Set exercise:
Repeat each line word for word.

[Data listing]
▬▬▬▬▬▬
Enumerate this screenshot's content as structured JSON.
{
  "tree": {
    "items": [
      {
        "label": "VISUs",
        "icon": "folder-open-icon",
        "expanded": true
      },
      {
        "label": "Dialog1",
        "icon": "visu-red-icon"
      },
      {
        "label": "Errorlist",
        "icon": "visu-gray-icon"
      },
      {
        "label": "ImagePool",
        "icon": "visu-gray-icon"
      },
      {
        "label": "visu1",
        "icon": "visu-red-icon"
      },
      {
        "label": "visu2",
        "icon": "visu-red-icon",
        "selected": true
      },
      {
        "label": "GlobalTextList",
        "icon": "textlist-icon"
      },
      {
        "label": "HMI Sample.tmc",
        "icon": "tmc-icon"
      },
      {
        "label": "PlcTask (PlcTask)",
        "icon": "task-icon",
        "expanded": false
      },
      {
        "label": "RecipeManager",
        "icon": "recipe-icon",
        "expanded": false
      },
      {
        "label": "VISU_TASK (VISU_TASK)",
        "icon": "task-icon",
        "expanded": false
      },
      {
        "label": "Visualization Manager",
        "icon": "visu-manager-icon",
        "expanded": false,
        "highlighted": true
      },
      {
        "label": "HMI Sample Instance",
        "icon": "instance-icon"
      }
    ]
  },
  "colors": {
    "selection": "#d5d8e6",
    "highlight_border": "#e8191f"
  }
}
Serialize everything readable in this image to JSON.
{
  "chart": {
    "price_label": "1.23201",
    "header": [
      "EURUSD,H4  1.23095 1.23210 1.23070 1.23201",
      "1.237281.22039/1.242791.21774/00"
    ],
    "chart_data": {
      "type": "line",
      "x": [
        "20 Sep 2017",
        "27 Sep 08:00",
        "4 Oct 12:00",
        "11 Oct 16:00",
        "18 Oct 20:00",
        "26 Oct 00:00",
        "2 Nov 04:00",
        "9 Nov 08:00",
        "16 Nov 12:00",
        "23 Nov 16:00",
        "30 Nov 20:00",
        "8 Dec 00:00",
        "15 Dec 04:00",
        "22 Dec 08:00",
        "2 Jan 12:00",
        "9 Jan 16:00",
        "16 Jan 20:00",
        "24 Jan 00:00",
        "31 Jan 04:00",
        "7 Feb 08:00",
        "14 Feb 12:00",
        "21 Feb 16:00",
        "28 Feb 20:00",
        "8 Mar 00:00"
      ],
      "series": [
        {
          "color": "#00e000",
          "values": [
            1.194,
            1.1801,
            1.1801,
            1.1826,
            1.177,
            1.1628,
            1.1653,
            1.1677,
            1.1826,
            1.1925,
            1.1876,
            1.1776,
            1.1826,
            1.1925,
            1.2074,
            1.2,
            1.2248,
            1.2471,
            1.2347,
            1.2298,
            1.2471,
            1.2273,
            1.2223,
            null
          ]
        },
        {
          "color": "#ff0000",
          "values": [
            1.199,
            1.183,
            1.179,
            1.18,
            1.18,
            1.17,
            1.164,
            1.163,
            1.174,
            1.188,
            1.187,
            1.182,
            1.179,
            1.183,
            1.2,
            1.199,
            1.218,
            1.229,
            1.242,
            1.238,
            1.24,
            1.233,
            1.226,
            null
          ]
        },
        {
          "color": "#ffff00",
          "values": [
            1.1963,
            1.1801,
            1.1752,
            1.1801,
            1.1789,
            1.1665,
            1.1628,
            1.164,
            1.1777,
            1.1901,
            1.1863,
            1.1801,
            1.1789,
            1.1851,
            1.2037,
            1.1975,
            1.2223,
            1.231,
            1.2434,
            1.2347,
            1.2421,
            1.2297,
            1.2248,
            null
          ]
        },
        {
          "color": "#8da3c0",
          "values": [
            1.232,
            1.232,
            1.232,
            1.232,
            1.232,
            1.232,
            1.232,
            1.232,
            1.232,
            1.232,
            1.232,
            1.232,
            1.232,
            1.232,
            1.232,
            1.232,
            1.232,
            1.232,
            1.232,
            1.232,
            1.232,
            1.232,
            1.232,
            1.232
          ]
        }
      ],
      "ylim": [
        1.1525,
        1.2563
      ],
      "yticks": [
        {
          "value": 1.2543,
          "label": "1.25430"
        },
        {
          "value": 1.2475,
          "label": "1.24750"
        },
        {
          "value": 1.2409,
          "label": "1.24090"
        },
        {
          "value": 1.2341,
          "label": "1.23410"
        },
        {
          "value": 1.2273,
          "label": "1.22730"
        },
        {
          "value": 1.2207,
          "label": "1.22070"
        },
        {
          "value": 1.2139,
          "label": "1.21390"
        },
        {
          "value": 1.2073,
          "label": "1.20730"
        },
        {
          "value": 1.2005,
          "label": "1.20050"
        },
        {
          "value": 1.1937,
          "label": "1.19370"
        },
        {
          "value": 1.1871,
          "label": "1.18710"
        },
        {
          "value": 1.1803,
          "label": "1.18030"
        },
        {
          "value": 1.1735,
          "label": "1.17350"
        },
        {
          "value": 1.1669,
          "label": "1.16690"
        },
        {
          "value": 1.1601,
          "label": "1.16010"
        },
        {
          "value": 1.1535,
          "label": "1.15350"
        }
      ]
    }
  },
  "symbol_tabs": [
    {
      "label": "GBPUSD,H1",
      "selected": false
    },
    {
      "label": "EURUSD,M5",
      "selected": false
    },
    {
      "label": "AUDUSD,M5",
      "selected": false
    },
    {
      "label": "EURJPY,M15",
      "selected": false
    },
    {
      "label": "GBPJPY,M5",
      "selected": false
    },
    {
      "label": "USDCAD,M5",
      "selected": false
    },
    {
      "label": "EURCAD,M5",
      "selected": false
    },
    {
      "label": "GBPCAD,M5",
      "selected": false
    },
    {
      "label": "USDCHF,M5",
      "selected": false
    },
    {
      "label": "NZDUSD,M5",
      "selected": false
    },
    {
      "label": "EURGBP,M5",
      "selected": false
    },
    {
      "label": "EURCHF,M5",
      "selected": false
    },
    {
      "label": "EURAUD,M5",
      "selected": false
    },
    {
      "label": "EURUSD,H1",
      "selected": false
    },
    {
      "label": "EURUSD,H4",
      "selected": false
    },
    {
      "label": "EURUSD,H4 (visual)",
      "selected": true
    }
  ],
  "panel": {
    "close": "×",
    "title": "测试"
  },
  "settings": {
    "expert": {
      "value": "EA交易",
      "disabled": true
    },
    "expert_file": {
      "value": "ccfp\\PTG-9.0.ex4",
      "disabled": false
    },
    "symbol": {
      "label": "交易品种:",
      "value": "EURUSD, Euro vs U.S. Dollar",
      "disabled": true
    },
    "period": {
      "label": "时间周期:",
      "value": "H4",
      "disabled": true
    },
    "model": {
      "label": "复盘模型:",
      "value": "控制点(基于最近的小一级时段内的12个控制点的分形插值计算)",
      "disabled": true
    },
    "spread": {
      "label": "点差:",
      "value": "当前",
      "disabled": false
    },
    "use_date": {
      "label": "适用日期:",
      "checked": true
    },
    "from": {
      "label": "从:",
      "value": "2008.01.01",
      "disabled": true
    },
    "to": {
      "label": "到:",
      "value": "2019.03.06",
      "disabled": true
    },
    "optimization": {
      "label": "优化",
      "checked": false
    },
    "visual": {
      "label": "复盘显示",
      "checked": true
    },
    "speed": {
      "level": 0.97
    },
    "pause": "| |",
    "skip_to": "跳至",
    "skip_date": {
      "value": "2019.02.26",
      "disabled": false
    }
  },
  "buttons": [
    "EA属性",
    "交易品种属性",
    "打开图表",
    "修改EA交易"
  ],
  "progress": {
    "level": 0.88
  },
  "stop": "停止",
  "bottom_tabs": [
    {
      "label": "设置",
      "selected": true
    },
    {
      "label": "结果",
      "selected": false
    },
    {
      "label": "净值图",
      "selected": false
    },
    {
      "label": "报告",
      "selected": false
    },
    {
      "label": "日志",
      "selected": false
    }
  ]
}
▬▬▬▬▬▬
Result of this exercise:
Enumerate this screenshot's content as structured JSON.
{
  "tree": {
    "items": [
      {
        "label": "VISUs",
        "icon": "folder-open-icon",
        "expanded": true
      },
      {
        "label": "Dialog1",
        "icon": "visu-red-icon"
      },
      {
        "label": "Errorlist",
        "icon": "visu-gray-icon"
      },
      {
        "label": "ImagePool",
        "icon": "visu-gray-icon"
      },
      {
        "label": "visu1",
        "icon": "visu-red-icon"
      },
      {
        "label": "visu2",
        "icon": "visu-red-icon",
        "selected": true
      },
      {
        "label": "GlobalTextList",
        "icon": "textlist-icon"
      },
      {
        "label": "HMI Sample.tmc",
        "icon": "tmc-icon"
      },
      {
        "label": "PlcTask (PlcTask)",
        "icon": "task-icon",
        "expanded": false
      },
      {
        "label": "RecipeManager",
        "icon": "recipe-icon",
        "expanded": false
      },
      {
        "label": "VISU_TASK (VISU_TASK)",
        "icon": "task-icon",
        "expanded": false
      },
      {
        "label": "Visualization Manager",
        "icon": "visu-manager-icon",
        "expanded": false,
        "highlighted": true
      },
      {
        "label": "HMI Sample Instance",
        "icon": "instance-icon"
      }
    ]
  },
  "colors": {
    "selection": "#d5d8e6",
    "highlight_border": "#e8191f"
  }
}
Serialize everything readable in this image to JSON.
{
  "chart": {
    "price_label": "1.23201",
    "header": [
      "EURUSD,H4  1.23095 1.23210 1.23070 1.23201",
      "1.237281.22039/1.242791.21774/00"
    ],
    "chart_data": {
      "type": "line",
      "x": [
        "20 Sep 2017",
        "27 Sep 08:00",
        "4 Oct 12:00",
        "11 Oct 16:00",
        "18 Oct 20:00",
        "26 Oct 00:00",
        "2 Nov 04:00",
        "9 Nov 08:00",
        "16 Nov 12:00",
        "23 Nov 16:00",
        "30 Nov 20:00",
        "8 Dec 00:00",
        "15 Dec 04:00",
        "22 Dec 08:00",
        "2 Jan 12:00",
        "9 Jan 16:00",
        "16 Jan 20:00",
        "24 Jan 00:00",
        "31 Jan 04:00",
        "7 Feb 08:00",
        "14 Feb 12:00",
        "21 Feb 16:00",
        "28 Feb 20:00",
        "8 Mar 00:00"
      ],
      "series": [
        {
          "color": "#00e000",
          "values": [
            1.194,
            1.1801,
            1.1801,
            1.1826,
            1.177,
            1.1628,
            1.1653,
            1.1677,
            1.1826,
            1.1925,
            1.1876,
            1.1776,
            1.1826,
            1.1925,
            1.2074,
            1.2,
            1.2248,
            1.2471,
            1.2347,
            1.2298,
            1.2471,
            1.2273,
            1.2223,
            null
          ]
        },
        {
          "color": "#ff0000",
          "values": [
            1.199,
            1.183,
            1.179,
            1.18,
            1.18,
            1.17,
            1.164,
            1.163,
            1.174,
            1.188,
            1.187,
            1.182,
            1.179,
            1.183,
            1.2,
            1.199,
            1.218,
            1.229,
            1.242,
            1.238,
            1.24,
            1.233,
            1.226,
            null
          ]
        },
        {
          "color": "#ffff00",
          "values": [
            1.1963,
            1.1801,
            1.1752,
            1.1801,
            1.1789,
            1.1665,
            1.1628,
            1.164,
            1.1777,
            1.1901,
            1.1863,
            1.1801,
            1.1789,
            1.1851,
            1.2037,
            1.1975,
            1.2223,
            1.231,
            1.2434,
            1.2347,
            1.2421,
            1.2297,
            1.2248,
            null
          ]
        },
        {
          "color": "#8da3c0",
          "values": [
            1.232,
            1.232,
            1.232,
            1.232,
            1.232,
            1.232,
            1.232,
            1.232,
            1.232,
            1.232,
            1.232,
            1.232,
            1.232,
            1.232,
            1.232,
            1.232,
            1.232,
            1.232,
            1.232,
            1.232,
            1.232,
            1.232,
            1.232,
            1.232
          ]
        }
      ],
      "ylim": [
        1.1525,
        1.2563
      ],
      "yticks": [
        {
          "value": 1.2543,
          "label": "1.25430"
        },
        {
          "value": 1.2475,
          "label": "1.24750"
        },
        {
          "value": 1.2409,
          "label": "1.24090"
        },
        {
          "value": 1.2341,
          "label": "1.23410"
        },
        {
          "value": 1.2273,
          "label": "1.22730"
        },
        {
          "value": 1.2207,
          "label": "1.22070"
        },
        {
          "value": 1.2139,
          "label": "1.21390"
        },
        {
          "value": 1.2073,
          "label": "1.20730"
        },
        {
          "value": 1.2005,
          "label": "1.20050"
        },
        {
          "value": 1.1937,
          "label": "1.19370"
        },
        {
          "value": 1.1871,
          "label": "1.18710"
        },
        {
          "value": 1.1803,
          "label": "1.18030"
        },
        {
          "value": 1.1735,
          "label": "1.17350"
        },
        {
          "value": 1.1669,
          "label": "1.16690"
        },
        {
          "value": 1.1601,
          "label": "1.16010"
        },
        {
          "value": 1.1535,
          "label": "1.15350"
        }
      ]
    }
  },
  "symbol_tabs": [
    {
      "label": "GBPUSD,H1",
      "selected": false
    },
    {
      "label": "EURUSD,M5",
      "selected": false
    },
    {
      "label": "AUDUSD,M5",
      "selected": false
    },
    {
      "label": "EURJPY,M15",
      "selected": false
    },
    {
      "label": "GBPJPY,M5",
      "selected": false
    },
    {
      "label": "USDCAD,M5",
      "selected": false
    },
    {
      "label": "EURCAD,M5",
      "selected": false
    },
    {
      "label": "GBPCAD,M5",
      "selected": false
    },
    {
      "label": "USDCHF,M5",
      "selected": false
    },
    {
      "label": "NZDUSD,M5",
      "selected": false
    },
    {
      "label": "EURGBP,M5",
      "selected": false
    },
    {
      "label": "EURCHF,M5",
      "selected": false
    },
    {
      "label": "EURAUD,M5",
      "selected": false
    },
    {
      "label": "EURUSD,H1",
      "selected": false
    },
    {
      "label": "EURUSD,H4",
      "selected": false
    },
    {
      "label": "EURUSD,H4 (visual)",
      "selected": true
    }
  ],
  "panel": {
    "close": "×",
    "title": "测试"
  },
  "settings": {
    "expert": {
      "value": "EA交易",
      "disabled": true
    },
    "expert_file": {
      "value": "ccfp\\PTG-9.0.ex4",
      "disabled": false
    },
    "symbol": {
      "label": "交易品种:",
      "value": "EURUSD, Euro vs U.S. Dollar",
      "disabled": true
    },
    "period": {
      "label": "时间周期:",
      "value": "H4",
      "disabled": true
    },
    "model": {
      "label": "复盘模型:",
      "value": "控制点(基于最近的小一级时段内的12个控制点的分形插值计算)",
      "disabled": true
    },
    "spread": {
      "label": "点差:",
      "value": "当前",
      "disabled": false
    },
    "use_date": {
      "label": "适用日期:",
      "checked": true
    },
    "from": {
      "label": "从:",
      "value": "2008.01.01",
      "disabled": true
    },
    "to": {
      "label": "到:",
      "value": "2019.03.06",
      "disabled": true
    },
    "optimization": {
      "label": "优化",
      "checked": false
    },
    "visual": {
      "label": "复盘显示",
      "checked": true
    },
    "speed": {
      "level": 0.97
    },
    "pause": "| |",
    "skip_to": "跳至",
    "skip_date": {
      "value": "2019.02.26",
      "disabled": false
    }
  },
  "buttons": [
    "EA属性",
    "交易品种属性",
    "打开图表",
    "修改EA交易"
  ],
  "progress": {
    "level": 0.88
  },
  "stop": "停止",
  "bottom_tabs": [
    {
      "label": "设置",
      "selected": true
    },
    {
      "label": "结果",
      "selected": false
    },
    {
      "label": "净值图",
      "selected": false
    },
    {
      "label": "报告",
      "selected": false
    },
    {
      "label": "日志",
      "selected": false
    }
  ]
}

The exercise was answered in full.